Directive: Make an exact copy of the listing below.

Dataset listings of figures
================

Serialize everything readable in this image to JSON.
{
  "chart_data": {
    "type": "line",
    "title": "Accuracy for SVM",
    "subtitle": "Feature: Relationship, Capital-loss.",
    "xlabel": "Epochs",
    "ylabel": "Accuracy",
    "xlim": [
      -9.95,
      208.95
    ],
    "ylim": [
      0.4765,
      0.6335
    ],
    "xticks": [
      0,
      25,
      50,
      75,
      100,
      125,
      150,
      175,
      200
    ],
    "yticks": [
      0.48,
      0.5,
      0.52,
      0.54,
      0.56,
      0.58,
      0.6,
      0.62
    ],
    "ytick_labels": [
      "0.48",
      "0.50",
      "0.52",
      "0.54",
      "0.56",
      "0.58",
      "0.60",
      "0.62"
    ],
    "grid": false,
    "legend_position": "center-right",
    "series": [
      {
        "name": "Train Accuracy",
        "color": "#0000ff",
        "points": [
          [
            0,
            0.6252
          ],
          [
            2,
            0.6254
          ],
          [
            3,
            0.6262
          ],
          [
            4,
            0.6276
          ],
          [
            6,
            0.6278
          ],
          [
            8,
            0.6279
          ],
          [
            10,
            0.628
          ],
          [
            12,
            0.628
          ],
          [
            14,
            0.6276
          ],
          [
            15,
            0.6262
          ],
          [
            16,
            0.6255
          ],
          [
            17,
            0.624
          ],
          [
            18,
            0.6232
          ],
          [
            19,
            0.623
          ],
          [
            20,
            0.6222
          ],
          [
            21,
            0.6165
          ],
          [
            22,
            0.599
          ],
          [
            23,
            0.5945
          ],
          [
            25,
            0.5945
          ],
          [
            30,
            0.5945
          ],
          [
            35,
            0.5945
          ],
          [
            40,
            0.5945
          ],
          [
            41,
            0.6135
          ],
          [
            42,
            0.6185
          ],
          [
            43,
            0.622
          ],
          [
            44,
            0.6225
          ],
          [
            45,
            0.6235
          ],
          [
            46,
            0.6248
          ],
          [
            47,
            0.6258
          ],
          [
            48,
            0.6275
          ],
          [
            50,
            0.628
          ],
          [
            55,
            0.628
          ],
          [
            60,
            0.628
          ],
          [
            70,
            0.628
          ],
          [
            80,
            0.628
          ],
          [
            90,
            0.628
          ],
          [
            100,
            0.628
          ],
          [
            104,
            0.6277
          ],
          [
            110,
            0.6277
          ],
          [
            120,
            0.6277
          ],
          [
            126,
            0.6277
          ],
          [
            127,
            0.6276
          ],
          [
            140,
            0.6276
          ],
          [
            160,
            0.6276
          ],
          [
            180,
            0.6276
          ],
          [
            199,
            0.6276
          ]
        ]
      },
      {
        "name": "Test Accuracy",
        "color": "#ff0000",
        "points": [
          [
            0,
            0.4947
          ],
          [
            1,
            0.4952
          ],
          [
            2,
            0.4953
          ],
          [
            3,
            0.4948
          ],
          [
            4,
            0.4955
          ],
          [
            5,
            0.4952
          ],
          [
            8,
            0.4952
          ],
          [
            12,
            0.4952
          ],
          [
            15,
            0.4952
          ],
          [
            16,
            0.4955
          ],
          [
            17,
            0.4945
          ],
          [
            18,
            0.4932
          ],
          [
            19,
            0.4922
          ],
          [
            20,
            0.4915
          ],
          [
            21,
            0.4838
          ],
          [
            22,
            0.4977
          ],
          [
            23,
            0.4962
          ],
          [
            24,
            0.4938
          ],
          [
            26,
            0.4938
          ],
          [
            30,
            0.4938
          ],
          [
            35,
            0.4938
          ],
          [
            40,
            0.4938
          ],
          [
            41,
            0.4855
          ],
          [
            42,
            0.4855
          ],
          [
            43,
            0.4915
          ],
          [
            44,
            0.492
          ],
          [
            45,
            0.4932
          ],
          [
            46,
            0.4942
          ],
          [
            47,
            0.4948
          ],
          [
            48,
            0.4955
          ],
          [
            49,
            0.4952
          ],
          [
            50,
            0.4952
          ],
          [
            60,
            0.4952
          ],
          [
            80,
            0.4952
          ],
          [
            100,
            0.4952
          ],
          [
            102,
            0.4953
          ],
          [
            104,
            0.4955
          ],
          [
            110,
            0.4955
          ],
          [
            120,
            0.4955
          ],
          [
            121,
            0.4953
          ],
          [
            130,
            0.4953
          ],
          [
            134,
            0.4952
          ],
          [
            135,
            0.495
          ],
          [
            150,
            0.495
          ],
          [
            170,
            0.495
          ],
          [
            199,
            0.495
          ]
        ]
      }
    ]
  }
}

================

Result of the task:
Serialize everything readable in this image to JSON.
{
  "chart_data": {
    "type": "line",
    "title": "Accuracy for SVM",
    "subtitle": "Feature: Relationship, Capital-loss.",
    "xlabel": "Epochs",
    "ylabel": "Accuracy",
    "xlim": [
      -9.95,
      208.95
    ],
    "ylim": [
      0.4765,
      0.6335
    ],
    "xticks": [
      0,
      25,
      50,
      75,
      100,
      125,
      150,
      175,
      200
    ],
    "yticks": [
      0.48,
      0.5,
      0.52,
      0.54,
      0.56,
      0.58,
      0.6,
      0.62
    ],
    "ytick_labels": [
      "0.48",
      "0.50",
      "0.52",
      "0.54",
      "0.56",
      "0.58",
      "0.60",
      "0.62"
    ],
    "grid": false,
    "legend_position": "center-right",
    "series": [
      {
        "name": "Train Accuracy",
        "color": "#0000ff",
        "points": [
          [
            0,
            0.6252
          ],
          [
            2,
            0.6254
          ],
          [
            3,
            0.6262
          ],
          [
            4,
            0.6276
          ],
          [
            6,
            0.6278
          ],
          [
            8,
            0.6279
          ],
          [
            10,
            0.628
          ],
          [
            12,
            0.628
          ],
          [
            14,
            0.6276
          ],
          [
            15,
            0.6262
          ],
          [
            16,
            0.6255
          ],
          [
            17,
            0.624
          ],
          [
            18,
            0.6232
          ],
          [
            19,
            0.623
          ],
          [
            20,
            0.6222
          ],
          [
            21,
            0.6165
          ],
          [
            22,
            0.599
          ],
          [
            23,
            0.5945
          ],
          [
            25,
            0.5945
          ],
          [
            30,
            0.5945
          ],
          [
            35,
            0.5945
          ],
          [
            40,
            0.5945
          ],
          [
            41,
            0.6135
          ],
          [
            42,
            0.6185
          ],
          [
            43,
            0.622
          ],
          [
            44,
            0.6225
          ],
          [
            45,
            0.6235
          ],
          [
            46,
            0.6248
          ],
          [
            47,
            0.6258
          ],
          [
            48,
            0.6275
          ],
          [
            50,
            0.628
          ],
          [
            55,
            0.628
          ],
          [
            60,
            0.628
          ],
          [
            70,
            0.628
          ],
          [
            80,
            0.628
          ],
          [
            90,
            0.628
          ],
          [
            100,
            0.628
          ],
          [
            104,
            0.6277
          ],
          [
            110,
            0.6277
          ],
          [
            120,
            0.6277
          ],
          [
            126,
            0.6277
          ],
          [
            127,
            0.6276
          ],
          [
            140,
            0.6276
          ],
          [
            160,
            0.6276
          ],
          [
            180,
            0.6276
          ],
          [
            199,
            0.6276
          ]
        ]
      },
      {
        "name": "Test Accuracy",
        "color": "#ff0000",
        "points": [
          [
            0,
            0.4947
          ],
          [
            1,
            0.4952
          ],
          [
            2,
            0.4953
          ],
          [
            3,
            0.4948
          ],
          [
            4,
            0.4955
          ],
          [
            5,
            0.4952
          ],
          [
            8,
            0.4952
          ],
          [
            12,
            0.4952
          ],
          [
            15,
            0.4952
          ],
          [
            16,
            0.4955
          ],
          [
            17,
            0.4945
          ],
          [
            18,
            0.4932
          ],
          [
            19,
            0.4922
          ],
          [
            20,
            0.4915
          ],
          [
            21,
            0.4838
          ],
          [
            22,
            0.4977
          ],
          [
            23,
            0.4962
          ],
          [
            24,
            0.4938
          ],
          [
            26,
            0.4938
          ],
          [
            30,
            0.4938
          ],
          [
            35,
            0.4938
          ],
          [
            40,
            0.4938
          ],
          [
            41,
            0.4855
          ],
          [
            42,
            0.4855
          ],
          [
            43,
            0.4915
          ],
          [
            44,
            0.492
          ],
          [
            45,
            0.4932
          ],
          [
            46,
            0.4942
          ],
          [
            47,
            0.4948
          ],
          [
            48,
            0.4955
          ],
          [
            49,
            0.4952
          ],
          [
            50,
            0.4952
          ],
          [
            60,
            0.4952
          ],
          [
            80,
            0.4952
          ],
          [
            100,
            0.4952
          ],
          [
            102,
            0.4953
          ],
          [
            104,
            0.4955
          ],
          [
            110,
            0.4955
          ],
          [
            120,
            0.4955
          ],
          [
            121,
            0.4953
          ],
          [
            130,
            0.4953
          ],
          [
            134,
            0.4952
          ],
          [
            135,
            0.495
          ],
          [
            150,
            0.495
          ],
          [
            170,
            0.495
          ],
          [
            199,
            0.495
          ]
        ]
      }
    ]
  }
}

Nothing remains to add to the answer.